Exercise input:
════════

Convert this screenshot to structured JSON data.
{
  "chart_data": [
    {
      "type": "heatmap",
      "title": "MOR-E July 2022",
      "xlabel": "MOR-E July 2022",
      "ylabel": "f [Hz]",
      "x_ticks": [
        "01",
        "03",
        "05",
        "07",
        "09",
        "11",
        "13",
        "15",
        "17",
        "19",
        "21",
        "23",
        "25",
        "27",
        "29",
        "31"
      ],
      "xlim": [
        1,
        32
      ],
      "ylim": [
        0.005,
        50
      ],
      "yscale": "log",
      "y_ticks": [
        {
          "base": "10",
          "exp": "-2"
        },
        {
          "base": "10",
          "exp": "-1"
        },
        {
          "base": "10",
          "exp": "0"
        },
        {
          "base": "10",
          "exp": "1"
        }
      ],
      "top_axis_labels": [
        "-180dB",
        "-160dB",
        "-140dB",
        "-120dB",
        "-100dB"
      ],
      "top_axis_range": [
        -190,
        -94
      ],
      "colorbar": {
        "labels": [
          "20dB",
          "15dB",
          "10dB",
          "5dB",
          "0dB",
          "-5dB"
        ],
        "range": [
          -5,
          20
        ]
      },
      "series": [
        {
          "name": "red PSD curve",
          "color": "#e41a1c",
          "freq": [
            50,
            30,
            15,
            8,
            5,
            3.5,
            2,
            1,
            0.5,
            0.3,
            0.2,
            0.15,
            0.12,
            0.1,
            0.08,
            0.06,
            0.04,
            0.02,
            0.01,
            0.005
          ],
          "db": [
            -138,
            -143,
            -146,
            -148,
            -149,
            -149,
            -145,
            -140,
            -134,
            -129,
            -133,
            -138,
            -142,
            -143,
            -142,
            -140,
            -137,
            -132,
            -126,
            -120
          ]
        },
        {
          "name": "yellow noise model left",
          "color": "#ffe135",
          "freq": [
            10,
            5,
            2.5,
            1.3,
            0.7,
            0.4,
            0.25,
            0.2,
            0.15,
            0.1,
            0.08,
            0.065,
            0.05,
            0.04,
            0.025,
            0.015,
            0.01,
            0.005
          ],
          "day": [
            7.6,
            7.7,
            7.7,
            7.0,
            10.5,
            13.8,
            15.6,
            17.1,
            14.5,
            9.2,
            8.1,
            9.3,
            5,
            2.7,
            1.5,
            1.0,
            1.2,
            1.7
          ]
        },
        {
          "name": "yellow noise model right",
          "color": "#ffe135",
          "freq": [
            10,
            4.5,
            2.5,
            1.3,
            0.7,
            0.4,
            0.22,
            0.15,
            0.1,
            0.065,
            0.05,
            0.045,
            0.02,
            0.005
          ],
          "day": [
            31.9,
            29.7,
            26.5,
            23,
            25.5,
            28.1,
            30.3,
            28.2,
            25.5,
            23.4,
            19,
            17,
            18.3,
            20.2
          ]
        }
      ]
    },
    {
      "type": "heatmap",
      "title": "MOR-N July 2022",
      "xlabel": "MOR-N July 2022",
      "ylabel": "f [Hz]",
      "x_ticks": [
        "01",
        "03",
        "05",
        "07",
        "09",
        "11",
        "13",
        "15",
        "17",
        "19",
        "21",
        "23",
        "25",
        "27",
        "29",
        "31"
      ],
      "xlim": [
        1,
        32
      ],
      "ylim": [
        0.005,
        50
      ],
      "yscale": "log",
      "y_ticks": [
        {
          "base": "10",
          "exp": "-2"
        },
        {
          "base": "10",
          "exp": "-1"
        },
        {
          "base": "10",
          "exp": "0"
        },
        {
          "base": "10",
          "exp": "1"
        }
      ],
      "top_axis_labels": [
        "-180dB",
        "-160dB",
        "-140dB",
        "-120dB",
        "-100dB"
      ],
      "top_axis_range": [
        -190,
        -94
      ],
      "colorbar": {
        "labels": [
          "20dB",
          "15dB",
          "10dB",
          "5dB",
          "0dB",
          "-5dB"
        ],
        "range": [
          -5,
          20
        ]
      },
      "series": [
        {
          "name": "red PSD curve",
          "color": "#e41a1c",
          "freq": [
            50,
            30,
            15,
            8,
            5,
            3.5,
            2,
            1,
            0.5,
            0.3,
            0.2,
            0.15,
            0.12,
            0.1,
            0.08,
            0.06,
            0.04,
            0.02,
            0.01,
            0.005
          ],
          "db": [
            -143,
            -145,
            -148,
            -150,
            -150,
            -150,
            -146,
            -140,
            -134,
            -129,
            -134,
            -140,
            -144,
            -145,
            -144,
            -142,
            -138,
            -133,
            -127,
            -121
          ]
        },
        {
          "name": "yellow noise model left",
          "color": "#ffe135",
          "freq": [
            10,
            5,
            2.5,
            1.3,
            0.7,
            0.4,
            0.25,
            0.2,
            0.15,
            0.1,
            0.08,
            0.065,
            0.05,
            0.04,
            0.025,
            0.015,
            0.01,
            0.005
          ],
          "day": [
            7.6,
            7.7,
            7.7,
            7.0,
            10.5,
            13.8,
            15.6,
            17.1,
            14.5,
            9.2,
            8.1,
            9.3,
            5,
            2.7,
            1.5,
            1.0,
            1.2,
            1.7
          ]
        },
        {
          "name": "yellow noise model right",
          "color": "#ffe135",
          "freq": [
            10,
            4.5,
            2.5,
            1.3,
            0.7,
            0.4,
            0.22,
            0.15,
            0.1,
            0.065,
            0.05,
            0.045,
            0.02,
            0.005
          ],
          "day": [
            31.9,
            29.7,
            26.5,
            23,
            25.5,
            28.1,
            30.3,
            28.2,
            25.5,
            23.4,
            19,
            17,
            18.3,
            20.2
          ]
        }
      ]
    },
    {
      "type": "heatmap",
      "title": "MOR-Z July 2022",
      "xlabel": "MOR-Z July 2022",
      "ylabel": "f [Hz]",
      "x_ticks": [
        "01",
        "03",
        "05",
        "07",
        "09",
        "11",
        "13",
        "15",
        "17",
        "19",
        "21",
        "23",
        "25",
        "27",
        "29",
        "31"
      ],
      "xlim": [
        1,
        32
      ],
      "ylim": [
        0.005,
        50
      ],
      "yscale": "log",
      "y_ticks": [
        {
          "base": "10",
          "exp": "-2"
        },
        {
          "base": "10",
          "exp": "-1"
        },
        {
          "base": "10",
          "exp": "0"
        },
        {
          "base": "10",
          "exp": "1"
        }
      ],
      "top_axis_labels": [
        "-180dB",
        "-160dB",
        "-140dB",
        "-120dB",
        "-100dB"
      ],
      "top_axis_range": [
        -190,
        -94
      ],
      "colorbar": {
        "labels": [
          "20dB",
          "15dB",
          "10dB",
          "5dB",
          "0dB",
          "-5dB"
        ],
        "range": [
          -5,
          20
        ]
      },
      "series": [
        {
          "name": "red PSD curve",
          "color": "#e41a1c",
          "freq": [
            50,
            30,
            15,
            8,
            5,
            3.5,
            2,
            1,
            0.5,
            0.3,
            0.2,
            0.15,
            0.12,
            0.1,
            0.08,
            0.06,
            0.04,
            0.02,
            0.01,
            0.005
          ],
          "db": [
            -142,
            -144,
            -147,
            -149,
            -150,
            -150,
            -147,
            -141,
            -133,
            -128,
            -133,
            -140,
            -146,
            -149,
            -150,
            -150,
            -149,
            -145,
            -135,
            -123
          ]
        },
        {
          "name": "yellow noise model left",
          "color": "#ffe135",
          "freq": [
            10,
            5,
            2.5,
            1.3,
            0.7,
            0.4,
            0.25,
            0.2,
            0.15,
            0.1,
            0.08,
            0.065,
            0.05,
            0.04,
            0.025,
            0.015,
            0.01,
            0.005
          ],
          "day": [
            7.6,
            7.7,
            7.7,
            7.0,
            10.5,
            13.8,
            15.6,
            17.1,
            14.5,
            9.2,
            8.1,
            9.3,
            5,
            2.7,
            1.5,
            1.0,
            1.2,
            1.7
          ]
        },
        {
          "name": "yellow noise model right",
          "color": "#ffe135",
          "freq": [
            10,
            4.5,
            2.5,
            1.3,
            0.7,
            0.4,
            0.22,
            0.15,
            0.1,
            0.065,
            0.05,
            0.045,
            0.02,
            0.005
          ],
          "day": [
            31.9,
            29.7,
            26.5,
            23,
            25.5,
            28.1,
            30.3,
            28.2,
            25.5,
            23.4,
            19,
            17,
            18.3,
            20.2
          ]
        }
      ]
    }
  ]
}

════════

Directions for this task: Report the number of lines in the entries above that include the string "title". Give nothing but the number.

Output for this exercise: 3